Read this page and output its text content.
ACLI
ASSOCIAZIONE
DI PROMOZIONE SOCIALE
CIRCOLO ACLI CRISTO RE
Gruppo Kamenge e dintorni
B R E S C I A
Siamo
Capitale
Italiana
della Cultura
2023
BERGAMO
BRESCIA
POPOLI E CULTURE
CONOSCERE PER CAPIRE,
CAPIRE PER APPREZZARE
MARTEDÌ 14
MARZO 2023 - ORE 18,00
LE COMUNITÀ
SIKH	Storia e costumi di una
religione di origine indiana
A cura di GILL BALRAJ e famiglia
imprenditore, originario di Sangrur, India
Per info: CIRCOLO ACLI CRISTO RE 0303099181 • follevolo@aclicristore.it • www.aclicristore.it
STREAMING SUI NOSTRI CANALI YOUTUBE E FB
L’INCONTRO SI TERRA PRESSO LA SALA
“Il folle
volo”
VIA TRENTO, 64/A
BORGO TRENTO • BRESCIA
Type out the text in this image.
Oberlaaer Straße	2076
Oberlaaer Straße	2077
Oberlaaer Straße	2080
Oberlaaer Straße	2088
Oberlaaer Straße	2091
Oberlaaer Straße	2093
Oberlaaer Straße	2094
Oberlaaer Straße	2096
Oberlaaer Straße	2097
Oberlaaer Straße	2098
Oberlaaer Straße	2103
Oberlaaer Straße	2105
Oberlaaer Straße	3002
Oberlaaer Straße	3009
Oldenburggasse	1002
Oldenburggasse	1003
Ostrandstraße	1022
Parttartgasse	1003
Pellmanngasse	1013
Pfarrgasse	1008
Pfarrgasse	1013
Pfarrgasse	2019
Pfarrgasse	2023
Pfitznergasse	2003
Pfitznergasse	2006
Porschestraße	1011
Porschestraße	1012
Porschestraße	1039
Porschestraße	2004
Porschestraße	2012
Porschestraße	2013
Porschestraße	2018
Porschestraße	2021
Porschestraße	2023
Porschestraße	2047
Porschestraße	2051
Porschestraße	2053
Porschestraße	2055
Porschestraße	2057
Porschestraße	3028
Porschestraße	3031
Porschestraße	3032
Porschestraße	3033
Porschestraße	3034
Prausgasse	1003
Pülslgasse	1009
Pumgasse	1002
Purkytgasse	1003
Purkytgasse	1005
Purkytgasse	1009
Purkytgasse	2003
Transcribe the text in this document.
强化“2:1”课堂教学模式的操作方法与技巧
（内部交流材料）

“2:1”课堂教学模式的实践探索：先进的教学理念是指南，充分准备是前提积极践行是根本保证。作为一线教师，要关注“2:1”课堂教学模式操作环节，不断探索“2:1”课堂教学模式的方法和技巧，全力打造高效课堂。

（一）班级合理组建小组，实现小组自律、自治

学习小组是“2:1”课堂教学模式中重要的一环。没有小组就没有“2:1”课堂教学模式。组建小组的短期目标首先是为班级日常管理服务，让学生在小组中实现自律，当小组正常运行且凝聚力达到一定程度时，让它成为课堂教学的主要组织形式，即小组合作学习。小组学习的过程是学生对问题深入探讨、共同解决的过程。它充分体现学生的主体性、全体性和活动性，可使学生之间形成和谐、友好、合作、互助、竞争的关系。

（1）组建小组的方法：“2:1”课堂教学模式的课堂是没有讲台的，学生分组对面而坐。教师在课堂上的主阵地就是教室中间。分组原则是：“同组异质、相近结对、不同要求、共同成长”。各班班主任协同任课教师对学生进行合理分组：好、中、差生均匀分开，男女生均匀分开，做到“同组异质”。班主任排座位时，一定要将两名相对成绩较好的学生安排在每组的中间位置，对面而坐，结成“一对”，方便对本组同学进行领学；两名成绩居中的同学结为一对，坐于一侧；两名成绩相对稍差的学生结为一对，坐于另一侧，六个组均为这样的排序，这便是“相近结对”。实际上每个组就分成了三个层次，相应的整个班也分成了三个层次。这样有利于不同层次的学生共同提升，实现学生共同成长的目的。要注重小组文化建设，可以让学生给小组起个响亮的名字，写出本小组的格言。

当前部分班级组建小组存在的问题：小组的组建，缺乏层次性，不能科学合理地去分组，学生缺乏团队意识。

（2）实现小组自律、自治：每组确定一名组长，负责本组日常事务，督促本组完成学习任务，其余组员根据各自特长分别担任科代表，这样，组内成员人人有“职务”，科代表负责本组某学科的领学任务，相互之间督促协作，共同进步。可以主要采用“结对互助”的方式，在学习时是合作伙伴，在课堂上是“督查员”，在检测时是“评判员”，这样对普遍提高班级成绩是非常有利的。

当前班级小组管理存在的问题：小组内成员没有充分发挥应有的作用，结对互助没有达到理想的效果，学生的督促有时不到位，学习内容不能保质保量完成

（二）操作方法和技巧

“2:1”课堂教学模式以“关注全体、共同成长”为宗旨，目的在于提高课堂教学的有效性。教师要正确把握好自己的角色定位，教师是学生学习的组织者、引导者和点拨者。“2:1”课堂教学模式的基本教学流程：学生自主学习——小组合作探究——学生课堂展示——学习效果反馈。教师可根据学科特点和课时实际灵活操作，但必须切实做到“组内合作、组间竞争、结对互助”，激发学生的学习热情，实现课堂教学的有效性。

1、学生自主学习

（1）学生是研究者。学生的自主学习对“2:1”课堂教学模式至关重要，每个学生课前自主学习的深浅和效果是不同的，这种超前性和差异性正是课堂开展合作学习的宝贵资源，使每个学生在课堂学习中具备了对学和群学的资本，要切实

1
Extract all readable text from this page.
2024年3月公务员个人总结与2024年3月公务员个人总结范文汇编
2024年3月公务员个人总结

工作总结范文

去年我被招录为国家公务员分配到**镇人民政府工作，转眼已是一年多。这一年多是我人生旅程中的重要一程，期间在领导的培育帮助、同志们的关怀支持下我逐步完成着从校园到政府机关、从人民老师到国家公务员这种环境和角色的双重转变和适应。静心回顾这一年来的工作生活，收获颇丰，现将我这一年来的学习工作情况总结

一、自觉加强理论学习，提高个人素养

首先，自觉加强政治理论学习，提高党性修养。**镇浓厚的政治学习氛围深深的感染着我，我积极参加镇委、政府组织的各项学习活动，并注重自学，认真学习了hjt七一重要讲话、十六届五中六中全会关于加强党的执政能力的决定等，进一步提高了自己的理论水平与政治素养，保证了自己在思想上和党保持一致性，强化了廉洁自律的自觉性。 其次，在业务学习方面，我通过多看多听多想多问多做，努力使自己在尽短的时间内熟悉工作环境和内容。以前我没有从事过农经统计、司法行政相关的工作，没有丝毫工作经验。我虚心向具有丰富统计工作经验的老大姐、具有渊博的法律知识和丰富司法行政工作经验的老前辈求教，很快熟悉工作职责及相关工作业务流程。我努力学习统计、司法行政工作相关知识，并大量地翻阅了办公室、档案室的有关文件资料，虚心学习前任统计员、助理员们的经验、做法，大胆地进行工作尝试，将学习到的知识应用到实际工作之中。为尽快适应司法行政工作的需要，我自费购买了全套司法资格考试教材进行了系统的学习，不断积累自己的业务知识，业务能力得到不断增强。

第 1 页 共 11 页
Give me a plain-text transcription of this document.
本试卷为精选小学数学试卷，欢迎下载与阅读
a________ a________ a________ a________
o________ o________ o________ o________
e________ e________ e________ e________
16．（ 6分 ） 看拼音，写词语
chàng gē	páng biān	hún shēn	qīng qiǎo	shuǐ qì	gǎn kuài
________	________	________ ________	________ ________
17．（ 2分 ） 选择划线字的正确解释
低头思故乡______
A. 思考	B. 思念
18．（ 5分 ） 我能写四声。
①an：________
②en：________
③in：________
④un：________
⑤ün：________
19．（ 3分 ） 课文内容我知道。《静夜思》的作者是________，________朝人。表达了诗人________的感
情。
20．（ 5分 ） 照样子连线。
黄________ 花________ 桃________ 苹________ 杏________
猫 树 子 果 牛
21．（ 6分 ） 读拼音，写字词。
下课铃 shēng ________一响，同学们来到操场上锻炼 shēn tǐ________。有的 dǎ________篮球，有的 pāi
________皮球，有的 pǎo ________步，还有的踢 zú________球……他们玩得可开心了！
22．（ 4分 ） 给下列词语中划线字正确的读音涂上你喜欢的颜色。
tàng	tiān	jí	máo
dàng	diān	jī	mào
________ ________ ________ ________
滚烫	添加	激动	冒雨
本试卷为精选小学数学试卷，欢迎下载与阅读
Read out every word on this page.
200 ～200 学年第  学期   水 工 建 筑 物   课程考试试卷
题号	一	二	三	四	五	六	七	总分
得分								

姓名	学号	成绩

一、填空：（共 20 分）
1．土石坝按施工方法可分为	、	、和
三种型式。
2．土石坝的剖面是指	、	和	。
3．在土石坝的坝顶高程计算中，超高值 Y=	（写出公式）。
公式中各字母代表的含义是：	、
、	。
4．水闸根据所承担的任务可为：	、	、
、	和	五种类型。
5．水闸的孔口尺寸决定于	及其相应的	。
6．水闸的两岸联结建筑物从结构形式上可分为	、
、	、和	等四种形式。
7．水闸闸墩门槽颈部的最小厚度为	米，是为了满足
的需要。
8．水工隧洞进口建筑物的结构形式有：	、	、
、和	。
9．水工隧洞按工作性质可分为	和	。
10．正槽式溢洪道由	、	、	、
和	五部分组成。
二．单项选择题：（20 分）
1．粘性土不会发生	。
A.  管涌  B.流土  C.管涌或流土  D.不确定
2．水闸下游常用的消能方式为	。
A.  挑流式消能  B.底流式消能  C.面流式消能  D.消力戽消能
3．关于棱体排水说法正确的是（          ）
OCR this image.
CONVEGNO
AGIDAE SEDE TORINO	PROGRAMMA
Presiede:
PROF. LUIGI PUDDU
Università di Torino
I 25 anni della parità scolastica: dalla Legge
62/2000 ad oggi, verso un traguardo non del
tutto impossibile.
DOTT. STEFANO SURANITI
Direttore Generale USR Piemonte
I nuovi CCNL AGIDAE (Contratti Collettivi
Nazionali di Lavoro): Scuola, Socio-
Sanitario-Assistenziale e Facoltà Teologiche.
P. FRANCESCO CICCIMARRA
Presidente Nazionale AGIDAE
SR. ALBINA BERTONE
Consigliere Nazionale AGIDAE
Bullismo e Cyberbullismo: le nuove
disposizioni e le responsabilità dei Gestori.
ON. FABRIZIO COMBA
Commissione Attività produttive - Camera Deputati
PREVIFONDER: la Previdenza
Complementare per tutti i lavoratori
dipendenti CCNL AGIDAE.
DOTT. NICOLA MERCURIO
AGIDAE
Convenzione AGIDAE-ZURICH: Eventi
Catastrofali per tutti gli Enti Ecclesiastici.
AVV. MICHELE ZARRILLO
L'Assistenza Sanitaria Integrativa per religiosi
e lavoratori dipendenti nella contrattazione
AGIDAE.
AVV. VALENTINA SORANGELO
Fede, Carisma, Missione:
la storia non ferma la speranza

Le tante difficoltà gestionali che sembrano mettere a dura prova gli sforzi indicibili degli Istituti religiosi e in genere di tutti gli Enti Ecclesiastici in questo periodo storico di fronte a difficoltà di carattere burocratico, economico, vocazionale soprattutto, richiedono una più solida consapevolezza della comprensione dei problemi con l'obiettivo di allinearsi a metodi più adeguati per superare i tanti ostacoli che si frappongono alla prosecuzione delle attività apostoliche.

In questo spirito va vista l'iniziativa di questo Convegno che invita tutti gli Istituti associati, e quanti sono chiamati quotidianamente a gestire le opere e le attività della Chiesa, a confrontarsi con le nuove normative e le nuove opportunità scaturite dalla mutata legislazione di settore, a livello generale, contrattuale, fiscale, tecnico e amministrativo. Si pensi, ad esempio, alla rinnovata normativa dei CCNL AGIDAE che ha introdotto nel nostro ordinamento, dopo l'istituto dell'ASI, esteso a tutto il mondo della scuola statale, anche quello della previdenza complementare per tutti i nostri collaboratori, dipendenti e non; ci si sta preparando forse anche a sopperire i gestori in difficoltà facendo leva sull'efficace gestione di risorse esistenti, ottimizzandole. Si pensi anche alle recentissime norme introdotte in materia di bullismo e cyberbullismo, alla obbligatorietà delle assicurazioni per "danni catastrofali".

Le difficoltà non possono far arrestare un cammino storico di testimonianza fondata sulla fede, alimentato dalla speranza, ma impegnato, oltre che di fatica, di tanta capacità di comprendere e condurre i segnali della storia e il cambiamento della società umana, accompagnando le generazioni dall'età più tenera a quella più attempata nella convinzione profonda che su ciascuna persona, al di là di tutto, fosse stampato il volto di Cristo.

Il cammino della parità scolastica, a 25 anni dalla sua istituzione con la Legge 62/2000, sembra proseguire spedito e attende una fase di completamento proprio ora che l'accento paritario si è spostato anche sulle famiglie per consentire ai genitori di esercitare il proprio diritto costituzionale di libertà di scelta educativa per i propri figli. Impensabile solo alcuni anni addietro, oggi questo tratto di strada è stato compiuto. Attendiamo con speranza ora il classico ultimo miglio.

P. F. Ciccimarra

# [Work to complete]
Extract every line that has the string "nuove" in it.

# [Exercise answer]
Bullismo e Cyberbullismo: le nuove
In questo spirito va vista l'iniziativa di questo Convegno che invita tutti gli Istituti associati, e quanti sono chiamati quotidianamente a gestire le opere e le attività della Chiesa, a confrontarsi con le nuove normative e le nuove opportunità scaturite dalla mutata legislazione di settore, a livello generale, contrattuale, fiscale, tecnico e amministrativo. Si pensi, ad esempio, alla rinnovata normativa dei CCNL AGIDAE che ha introdotto nel nostro ordinamento, dopo l'istituto dell'ASI, esteso a tutto il mondo della scuola statale, anche quello della previdenza complementare per tutti i nostri collaboratori, dipendenti e non; ci si sta preparando forse anche a sopperire i gestori in difficoltà facendo leva sull'efficace gestione di risorse esistenti, ottimizzandole. Si pensi anche alle recentissime norme introdotte in materia di bullismo e cyberbullismo, alla obbligatorietà delle assicurazioni per "danni catastrofali".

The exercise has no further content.